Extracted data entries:
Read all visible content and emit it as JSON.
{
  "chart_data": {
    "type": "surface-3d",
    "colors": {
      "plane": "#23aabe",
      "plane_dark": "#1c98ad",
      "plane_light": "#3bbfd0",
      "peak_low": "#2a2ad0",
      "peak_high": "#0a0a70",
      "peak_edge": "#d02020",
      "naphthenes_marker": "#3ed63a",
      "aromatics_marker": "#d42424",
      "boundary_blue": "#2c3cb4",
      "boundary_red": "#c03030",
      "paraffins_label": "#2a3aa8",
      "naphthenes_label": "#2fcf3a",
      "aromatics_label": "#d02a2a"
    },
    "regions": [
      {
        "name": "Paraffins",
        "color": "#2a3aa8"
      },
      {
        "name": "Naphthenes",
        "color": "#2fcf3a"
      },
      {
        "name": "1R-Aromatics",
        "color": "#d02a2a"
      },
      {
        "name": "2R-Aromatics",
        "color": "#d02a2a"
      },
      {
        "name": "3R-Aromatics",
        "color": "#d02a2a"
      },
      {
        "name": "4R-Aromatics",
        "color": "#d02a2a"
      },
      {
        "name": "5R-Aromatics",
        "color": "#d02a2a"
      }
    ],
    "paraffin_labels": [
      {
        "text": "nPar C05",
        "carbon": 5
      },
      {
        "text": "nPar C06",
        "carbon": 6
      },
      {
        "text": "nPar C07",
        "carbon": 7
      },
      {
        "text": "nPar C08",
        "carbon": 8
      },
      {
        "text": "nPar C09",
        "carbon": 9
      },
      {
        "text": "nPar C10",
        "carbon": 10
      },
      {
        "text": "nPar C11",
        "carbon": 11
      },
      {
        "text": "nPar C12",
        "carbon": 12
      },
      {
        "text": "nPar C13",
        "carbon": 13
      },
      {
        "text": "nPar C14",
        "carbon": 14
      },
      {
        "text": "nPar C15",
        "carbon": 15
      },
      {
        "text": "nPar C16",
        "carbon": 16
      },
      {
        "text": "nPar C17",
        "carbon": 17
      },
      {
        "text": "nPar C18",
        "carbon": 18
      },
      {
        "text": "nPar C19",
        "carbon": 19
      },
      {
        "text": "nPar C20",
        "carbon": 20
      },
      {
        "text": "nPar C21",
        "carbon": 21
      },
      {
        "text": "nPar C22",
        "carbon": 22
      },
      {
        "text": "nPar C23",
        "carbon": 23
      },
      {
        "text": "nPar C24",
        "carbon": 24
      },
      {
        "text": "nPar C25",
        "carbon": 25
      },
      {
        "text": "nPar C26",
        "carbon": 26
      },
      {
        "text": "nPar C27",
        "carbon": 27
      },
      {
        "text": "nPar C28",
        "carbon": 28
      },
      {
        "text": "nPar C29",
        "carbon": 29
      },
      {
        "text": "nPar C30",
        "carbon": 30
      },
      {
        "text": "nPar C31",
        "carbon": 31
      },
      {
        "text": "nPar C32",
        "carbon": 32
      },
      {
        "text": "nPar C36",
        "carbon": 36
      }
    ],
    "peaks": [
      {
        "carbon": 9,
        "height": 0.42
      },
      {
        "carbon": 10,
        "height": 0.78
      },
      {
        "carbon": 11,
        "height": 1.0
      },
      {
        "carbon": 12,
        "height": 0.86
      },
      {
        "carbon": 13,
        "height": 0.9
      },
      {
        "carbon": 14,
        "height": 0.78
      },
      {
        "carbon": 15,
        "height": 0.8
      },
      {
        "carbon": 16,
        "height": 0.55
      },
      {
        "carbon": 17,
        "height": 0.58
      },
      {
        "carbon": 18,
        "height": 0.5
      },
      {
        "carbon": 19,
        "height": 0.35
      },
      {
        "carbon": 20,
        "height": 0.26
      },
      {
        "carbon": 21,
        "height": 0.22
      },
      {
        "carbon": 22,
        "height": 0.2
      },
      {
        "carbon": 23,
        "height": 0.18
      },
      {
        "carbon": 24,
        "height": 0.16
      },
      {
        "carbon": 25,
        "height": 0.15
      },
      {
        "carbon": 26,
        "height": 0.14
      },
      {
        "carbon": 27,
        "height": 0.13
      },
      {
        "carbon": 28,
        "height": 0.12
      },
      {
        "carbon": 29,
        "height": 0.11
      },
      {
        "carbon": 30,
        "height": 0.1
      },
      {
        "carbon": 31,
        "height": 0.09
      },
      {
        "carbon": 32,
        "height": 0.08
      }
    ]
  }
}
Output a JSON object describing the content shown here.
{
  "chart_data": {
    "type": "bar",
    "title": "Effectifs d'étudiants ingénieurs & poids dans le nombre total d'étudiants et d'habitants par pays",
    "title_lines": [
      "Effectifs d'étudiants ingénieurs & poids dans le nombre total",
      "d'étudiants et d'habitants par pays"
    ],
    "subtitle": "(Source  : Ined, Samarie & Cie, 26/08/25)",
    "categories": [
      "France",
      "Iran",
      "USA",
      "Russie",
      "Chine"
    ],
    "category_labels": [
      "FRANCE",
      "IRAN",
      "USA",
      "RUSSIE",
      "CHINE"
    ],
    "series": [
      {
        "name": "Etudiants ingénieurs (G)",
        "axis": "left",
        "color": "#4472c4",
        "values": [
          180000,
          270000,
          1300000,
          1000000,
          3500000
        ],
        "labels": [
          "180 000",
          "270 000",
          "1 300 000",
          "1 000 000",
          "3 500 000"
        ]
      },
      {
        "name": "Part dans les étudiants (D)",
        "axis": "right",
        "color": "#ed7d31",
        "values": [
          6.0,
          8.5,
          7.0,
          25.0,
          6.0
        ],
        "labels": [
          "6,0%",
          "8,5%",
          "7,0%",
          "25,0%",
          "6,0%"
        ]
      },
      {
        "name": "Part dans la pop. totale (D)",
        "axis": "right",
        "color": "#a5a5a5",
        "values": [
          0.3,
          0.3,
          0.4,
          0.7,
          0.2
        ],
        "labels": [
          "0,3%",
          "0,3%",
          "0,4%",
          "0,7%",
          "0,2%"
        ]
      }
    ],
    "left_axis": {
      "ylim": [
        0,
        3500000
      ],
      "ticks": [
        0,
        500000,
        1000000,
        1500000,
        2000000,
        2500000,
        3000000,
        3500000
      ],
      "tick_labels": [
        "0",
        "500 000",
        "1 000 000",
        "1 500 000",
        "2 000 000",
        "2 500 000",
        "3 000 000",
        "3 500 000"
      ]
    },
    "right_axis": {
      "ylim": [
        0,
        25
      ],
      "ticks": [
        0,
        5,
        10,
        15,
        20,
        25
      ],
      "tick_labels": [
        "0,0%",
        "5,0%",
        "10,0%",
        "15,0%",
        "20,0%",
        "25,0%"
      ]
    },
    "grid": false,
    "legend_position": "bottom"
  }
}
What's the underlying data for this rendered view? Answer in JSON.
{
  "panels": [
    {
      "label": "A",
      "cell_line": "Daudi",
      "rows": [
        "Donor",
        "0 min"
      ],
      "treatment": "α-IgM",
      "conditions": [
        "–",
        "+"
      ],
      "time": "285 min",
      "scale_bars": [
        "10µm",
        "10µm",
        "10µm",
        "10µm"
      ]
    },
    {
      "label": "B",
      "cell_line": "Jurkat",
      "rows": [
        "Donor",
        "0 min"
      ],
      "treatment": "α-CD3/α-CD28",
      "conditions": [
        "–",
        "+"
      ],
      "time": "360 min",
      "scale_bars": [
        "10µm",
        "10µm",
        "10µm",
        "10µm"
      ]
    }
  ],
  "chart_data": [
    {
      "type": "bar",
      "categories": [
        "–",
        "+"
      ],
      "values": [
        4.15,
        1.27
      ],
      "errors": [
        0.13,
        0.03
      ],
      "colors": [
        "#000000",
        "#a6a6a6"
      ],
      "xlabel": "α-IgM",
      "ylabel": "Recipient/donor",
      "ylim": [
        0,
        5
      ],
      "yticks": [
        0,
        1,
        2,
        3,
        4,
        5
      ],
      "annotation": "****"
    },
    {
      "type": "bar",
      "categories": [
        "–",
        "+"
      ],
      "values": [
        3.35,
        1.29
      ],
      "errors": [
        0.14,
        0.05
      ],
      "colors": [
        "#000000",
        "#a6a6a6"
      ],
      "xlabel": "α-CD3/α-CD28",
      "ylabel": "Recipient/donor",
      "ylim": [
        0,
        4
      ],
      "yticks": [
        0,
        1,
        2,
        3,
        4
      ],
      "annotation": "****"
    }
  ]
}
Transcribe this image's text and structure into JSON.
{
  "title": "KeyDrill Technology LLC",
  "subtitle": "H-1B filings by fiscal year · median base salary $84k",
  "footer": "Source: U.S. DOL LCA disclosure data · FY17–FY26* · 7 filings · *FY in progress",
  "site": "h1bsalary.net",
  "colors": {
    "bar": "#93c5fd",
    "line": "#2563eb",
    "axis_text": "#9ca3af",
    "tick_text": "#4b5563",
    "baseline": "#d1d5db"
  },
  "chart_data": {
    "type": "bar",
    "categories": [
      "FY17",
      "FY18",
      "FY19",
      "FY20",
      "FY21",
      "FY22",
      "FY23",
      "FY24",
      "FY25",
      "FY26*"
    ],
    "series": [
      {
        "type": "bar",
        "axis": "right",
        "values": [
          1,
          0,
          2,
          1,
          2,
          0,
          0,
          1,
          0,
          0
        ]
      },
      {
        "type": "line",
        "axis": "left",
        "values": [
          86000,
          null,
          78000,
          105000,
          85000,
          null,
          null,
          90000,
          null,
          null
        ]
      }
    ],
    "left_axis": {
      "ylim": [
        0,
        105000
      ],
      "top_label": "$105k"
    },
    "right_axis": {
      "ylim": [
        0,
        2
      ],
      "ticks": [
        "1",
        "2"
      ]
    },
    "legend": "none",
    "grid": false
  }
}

Requirement
Select, from the listing, all lines that include the word "Source".

Solution to the problem
    "subtitle": "(Source  : Ined, Samarie & Cie, 26/08/25)",
  "footer": "Source: U.S. DOL LCA disclosure data · FY17–FY26* · 7 filings · *FY in progress",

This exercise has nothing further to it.